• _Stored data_

___

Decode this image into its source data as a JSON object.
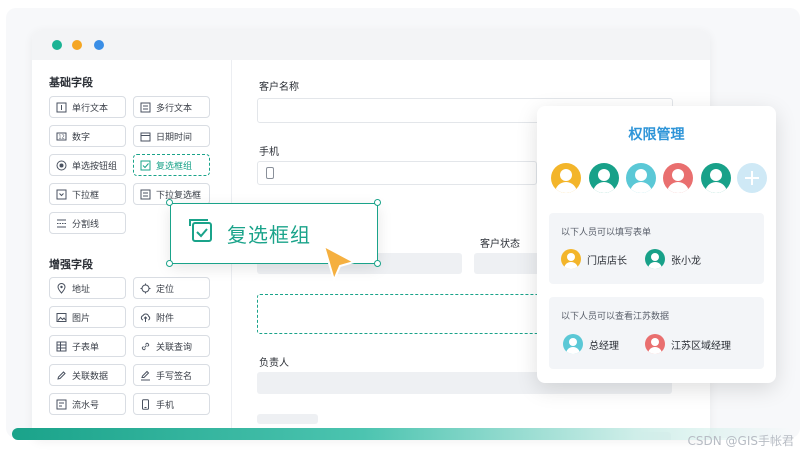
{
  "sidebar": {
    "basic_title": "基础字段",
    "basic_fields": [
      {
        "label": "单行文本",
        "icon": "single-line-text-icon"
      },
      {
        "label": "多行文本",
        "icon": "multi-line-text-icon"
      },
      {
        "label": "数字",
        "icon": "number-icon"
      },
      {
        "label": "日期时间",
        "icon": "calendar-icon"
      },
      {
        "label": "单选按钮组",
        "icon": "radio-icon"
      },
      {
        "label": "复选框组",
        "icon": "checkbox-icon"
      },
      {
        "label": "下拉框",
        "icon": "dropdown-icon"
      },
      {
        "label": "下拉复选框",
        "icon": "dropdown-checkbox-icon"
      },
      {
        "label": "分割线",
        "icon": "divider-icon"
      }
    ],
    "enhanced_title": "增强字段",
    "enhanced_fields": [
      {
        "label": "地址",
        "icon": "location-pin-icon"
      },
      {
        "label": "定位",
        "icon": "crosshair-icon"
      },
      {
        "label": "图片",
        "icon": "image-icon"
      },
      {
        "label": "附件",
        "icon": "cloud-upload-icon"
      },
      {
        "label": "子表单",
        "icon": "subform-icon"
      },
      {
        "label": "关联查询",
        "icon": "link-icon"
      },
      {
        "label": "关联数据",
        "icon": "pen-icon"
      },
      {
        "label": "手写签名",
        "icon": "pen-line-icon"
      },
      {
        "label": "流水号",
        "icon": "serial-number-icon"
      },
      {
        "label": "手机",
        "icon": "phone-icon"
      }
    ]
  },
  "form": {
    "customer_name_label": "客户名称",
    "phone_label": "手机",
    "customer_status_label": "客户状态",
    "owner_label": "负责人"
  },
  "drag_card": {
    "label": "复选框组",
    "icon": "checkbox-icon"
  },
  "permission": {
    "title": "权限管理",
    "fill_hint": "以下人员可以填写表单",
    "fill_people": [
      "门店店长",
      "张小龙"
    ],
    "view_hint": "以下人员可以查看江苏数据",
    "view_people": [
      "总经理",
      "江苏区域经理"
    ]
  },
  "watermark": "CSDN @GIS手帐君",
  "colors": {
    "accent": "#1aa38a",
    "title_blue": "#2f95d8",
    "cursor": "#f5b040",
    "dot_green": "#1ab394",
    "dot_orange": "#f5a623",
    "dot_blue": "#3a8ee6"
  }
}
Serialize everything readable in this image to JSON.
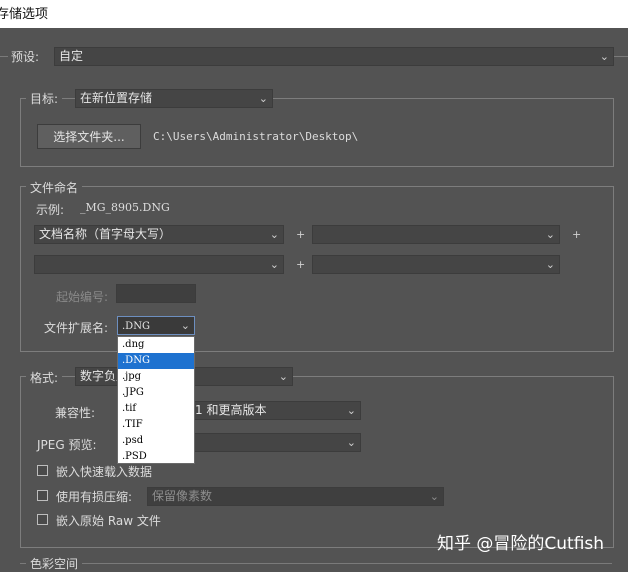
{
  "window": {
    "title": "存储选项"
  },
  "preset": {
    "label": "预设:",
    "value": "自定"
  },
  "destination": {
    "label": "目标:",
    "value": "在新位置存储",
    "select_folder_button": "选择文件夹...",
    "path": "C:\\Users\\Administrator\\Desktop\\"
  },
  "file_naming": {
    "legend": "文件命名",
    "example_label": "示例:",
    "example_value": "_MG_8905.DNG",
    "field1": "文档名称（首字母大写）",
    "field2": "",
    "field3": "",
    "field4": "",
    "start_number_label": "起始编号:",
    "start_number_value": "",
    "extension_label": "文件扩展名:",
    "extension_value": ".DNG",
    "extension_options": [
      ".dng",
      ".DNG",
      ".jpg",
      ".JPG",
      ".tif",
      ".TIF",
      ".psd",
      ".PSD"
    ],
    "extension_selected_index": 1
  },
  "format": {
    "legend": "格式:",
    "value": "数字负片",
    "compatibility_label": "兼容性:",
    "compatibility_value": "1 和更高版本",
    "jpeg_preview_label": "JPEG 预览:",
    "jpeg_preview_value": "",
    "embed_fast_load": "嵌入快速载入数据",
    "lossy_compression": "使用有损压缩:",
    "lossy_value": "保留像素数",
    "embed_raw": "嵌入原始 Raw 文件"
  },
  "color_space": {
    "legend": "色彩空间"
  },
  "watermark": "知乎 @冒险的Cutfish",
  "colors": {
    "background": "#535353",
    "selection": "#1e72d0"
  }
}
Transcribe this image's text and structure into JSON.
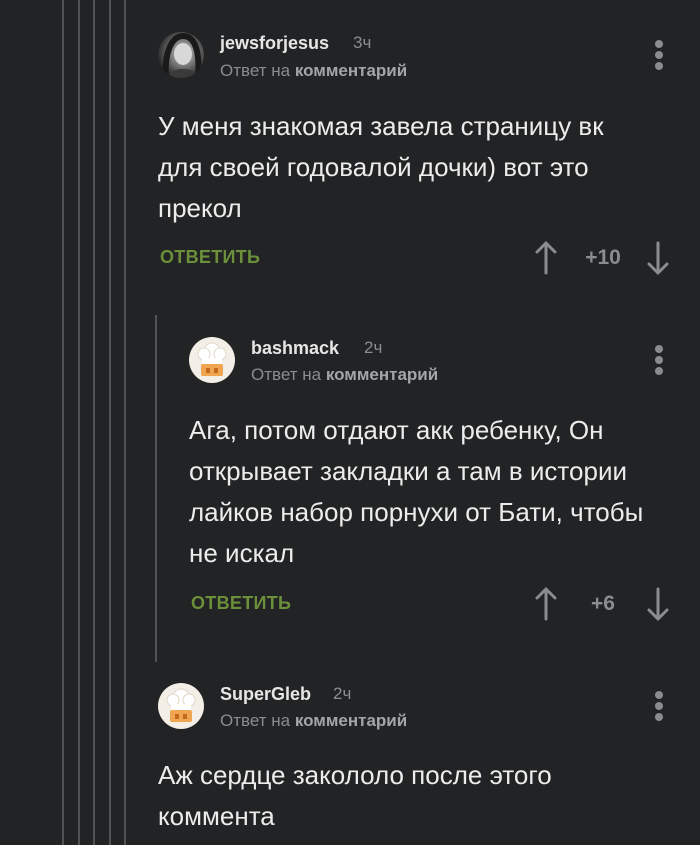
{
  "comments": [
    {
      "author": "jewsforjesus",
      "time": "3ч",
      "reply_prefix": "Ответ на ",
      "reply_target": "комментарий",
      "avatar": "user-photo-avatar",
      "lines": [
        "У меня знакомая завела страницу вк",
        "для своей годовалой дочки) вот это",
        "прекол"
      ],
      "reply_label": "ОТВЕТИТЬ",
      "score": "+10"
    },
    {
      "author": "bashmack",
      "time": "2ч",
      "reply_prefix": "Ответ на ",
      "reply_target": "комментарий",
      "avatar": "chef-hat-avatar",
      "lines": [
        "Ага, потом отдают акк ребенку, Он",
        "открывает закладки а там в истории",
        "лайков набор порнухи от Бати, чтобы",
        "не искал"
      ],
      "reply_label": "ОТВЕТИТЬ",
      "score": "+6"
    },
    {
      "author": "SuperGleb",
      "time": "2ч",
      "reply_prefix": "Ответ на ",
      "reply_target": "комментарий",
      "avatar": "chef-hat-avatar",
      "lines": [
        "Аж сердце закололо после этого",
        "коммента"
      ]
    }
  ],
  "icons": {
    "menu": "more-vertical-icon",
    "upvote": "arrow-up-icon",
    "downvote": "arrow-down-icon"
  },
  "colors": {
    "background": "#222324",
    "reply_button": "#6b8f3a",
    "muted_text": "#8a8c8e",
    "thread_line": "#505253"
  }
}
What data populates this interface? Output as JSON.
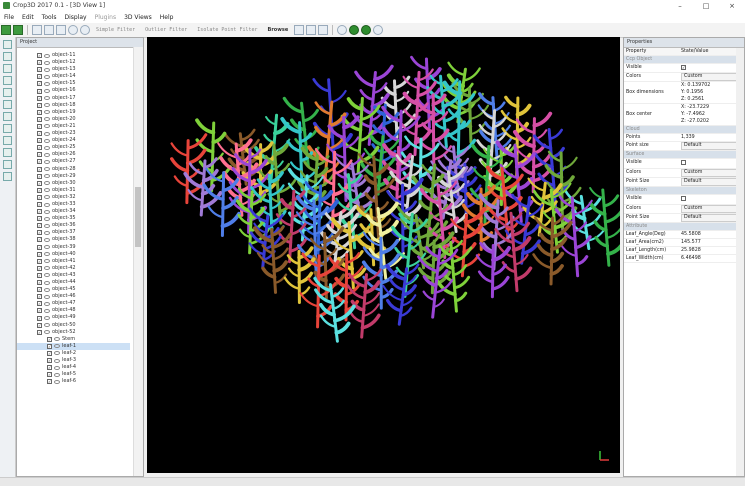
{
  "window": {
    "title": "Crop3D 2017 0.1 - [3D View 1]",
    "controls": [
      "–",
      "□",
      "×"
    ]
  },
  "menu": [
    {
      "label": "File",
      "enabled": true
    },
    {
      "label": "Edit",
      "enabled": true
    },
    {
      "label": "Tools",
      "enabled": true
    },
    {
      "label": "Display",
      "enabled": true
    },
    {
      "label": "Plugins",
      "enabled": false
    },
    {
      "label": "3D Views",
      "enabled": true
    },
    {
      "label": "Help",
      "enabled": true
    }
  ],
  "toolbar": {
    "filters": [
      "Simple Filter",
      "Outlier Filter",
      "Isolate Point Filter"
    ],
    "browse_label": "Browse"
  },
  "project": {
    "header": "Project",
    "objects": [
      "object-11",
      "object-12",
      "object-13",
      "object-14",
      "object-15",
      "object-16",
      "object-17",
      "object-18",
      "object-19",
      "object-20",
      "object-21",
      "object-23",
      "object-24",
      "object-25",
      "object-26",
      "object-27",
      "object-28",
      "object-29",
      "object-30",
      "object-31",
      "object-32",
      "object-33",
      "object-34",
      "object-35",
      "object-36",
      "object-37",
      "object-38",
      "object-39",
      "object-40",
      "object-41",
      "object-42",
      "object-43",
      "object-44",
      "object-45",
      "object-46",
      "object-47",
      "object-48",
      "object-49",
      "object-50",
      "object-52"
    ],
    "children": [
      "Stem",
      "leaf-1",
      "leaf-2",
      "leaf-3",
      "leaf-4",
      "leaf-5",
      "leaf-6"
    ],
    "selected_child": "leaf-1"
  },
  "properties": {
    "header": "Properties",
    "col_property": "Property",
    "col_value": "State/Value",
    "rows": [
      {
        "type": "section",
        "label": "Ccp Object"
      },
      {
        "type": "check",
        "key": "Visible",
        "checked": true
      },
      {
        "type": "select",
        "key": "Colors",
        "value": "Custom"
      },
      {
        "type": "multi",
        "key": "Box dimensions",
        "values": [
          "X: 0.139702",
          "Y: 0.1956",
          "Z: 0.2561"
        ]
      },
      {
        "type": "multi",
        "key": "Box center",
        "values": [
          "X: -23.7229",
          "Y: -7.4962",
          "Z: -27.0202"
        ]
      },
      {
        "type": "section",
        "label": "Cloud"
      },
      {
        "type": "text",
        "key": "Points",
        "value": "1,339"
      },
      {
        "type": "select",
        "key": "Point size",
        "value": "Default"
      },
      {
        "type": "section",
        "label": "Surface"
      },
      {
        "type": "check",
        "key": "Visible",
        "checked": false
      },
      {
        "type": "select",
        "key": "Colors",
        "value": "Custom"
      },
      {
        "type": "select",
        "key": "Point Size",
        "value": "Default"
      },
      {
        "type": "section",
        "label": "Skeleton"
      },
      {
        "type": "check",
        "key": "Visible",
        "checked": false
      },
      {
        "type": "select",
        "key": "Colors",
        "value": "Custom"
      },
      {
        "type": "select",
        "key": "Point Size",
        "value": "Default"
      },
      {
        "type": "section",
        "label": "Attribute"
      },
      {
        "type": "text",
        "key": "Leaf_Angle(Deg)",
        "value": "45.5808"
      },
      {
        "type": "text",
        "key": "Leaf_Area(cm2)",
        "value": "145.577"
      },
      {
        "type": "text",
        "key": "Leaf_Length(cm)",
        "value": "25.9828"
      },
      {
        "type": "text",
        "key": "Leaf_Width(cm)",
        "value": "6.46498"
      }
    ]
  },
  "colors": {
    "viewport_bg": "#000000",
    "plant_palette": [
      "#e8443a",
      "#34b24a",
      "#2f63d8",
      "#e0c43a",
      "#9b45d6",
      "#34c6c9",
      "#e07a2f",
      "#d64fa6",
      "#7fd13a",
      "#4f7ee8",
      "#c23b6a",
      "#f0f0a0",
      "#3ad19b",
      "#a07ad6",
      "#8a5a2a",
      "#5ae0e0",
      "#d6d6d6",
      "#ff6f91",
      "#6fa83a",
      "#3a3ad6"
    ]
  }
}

___

• _PROBLEM TO WORK ON_
Give the number of lines that hold the word "checkbox" in these records, with nothing added.

• _WRITTEN SOLUTION_
3